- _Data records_
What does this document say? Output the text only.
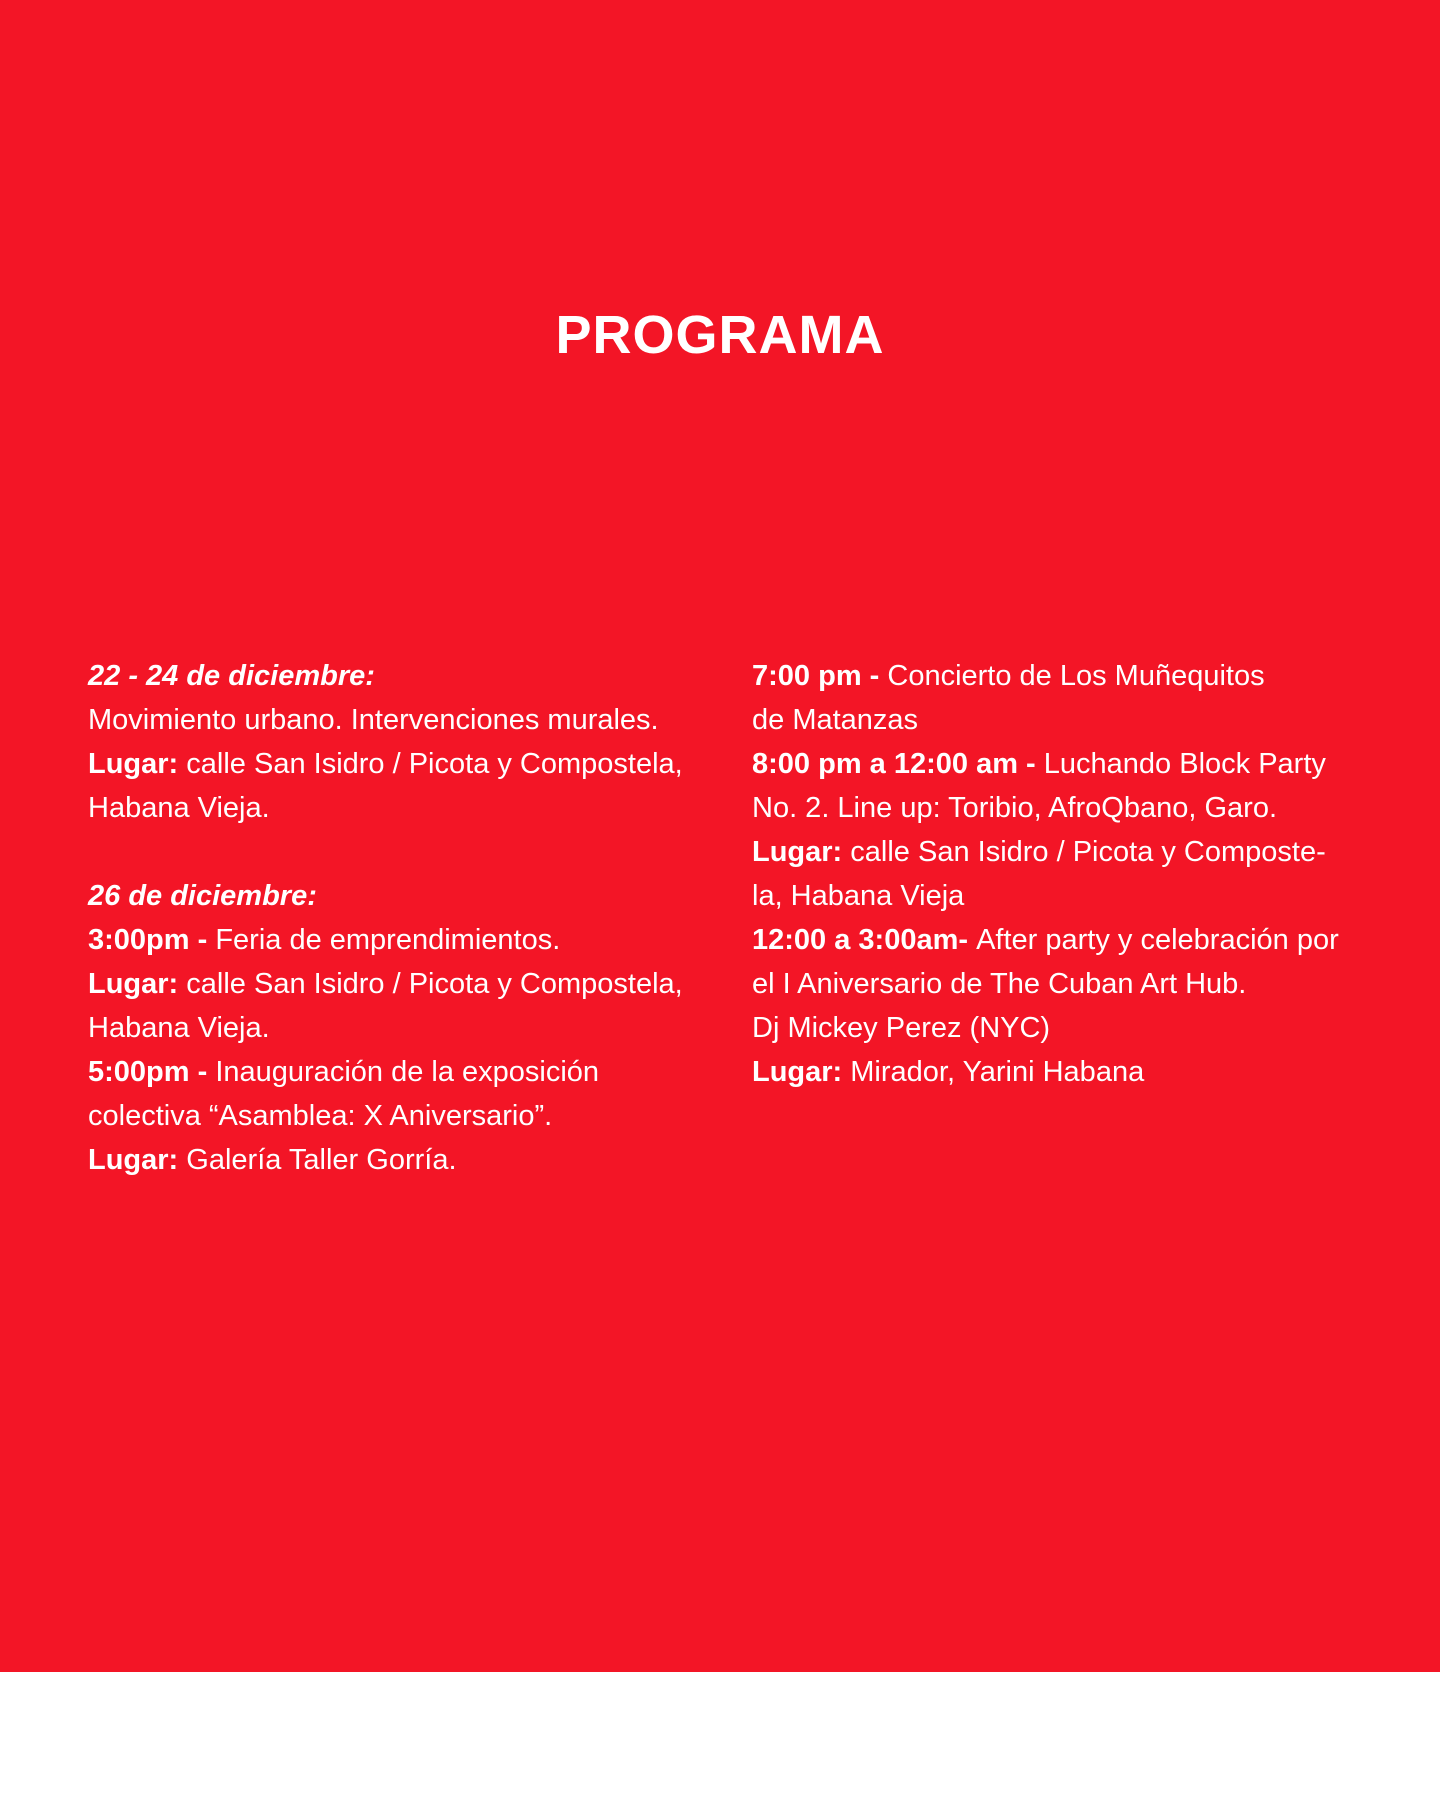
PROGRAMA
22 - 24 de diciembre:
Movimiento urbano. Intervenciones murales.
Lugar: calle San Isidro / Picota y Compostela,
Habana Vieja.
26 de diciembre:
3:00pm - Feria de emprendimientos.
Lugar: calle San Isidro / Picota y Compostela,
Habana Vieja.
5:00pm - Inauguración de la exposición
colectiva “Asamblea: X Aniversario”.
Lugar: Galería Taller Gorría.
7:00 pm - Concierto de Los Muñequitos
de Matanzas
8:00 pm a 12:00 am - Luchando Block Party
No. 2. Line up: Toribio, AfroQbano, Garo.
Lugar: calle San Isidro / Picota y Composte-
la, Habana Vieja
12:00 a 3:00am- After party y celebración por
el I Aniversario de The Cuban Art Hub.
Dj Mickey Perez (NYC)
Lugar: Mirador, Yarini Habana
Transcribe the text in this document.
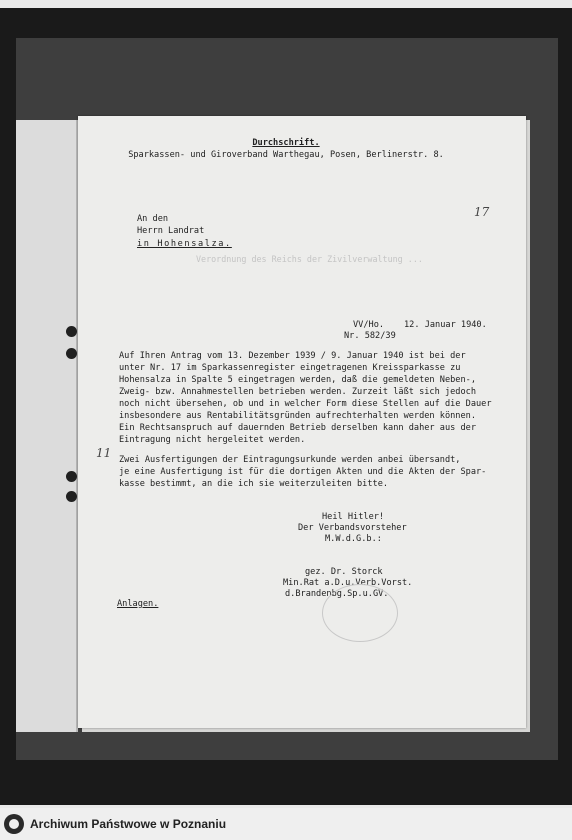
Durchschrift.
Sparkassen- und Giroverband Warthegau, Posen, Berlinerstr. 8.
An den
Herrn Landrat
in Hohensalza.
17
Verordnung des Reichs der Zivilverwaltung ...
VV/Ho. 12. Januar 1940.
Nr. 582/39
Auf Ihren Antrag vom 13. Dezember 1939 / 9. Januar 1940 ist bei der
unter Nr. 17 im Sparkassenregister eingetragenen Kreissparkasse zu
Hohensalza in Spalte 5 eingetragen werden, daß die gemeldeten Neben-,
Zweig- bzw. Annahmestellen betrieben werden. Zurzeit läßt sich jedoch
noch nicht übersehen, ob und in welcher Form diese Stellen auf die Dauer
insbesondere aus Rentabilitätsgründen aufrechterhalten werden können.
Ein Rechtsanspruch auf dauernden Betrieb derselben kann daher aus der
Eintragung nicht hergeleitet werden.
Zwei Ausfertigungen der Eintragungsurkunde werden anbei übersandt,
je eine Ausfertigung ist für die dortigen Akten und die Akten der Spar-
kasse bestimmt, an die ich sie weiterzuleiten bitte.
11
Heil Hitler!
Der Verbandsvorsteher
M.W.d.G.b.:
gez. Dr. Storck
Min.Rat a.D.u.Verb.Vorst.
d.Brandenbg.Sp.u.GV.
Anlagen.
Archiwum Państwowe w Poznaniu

- _TASK GOAL_
Retype the records exactly. Any image in them should not appear in what you write.

- _WRITTEN SOLUTION_
What does this document say? Output the text only.
PROGRAMA
22 - 24 de diciembre:
Movimiento urbano. Intervenciones murales.
Lugar: calle San Isidro / Picota y Compostela,
Habana Vieja.
26 de diciembre:
3:00pm - Feria de emprendimientos.
Lugar: calle San Isidro / Picota y Compostela,
Habana Vieja.
5:00pm - Inauguración de la exposición
colectiva “Asamblea: X Aniversario”.
Lugar: Galería Taller Gorría.
7:00 pm - Concierto de Los Muñequitos
de Matanzas
8:00 pm a 12:00 am - Luchando Block Party
No. 2. Line up: Toribio, AfroQbano, Garo.
Lugar: calle San Isidro / Picota y Composte-
la, Habana Vieja
12:00 a 3:00am- After party y celebración por
el I Aniversario de The Cuban Art Hub.
Dj Mickey Perez (NYC)
Lugar: Mirador, Yarini Habana
Transcribe the text in this document.
Durchschrift.
Sparkassen- und Giroverband Warthegau, Posen, Berlinerstr. 8.
An den
Herrn Landrat
in Hohensalza.
17
Verordnung des Reichs der Zivilverwaltung ...
VV/Ho. 12. Januar 1940.
Nr. 582/39
Auf Ihren Antrag vom 13. Dezember 1939 / 9. Januar 1940 ist bei der
unter Nr. 17 im Sparkassenregister eingetragenen Kreissparkasse zu
Hohensalza in Spalte 5 eingetragen werden, daß die gemeldeten Neben-,
Zweig- bzw. Annahmestellen betrieben werden. Zurzeit läßt sich jedoch
noch nicht übersehen, ob und in welcher Form diese Stellen auf die Dauer
insbesondere aus Rentabilitätsgründen aufrechterhalten werden können.
Ein Rechtsanspruch auf dauernden Betrieb derselben kann daher aus der
Eintragung nicht hergeleitet werden.
Zwei Ausfertigungen der Eintragungsurkunde werden anbei übersandt,
je eine Ausfertigung ist für die dortigen Akten und die Akten der Spar-
kasse bestimmt, an die ich sie weiterzuleiten bitte.
11
Heil Hitler!
Der Verbandsvorsteher
M.W.d.G.b.:
gez. Dr. Storck
Min.Rat a.D.u.Verb.Vorst.
d.Brandenbg.Sp.u.GV.
Anlagen.
Archiwum Państwowe w Poznaniu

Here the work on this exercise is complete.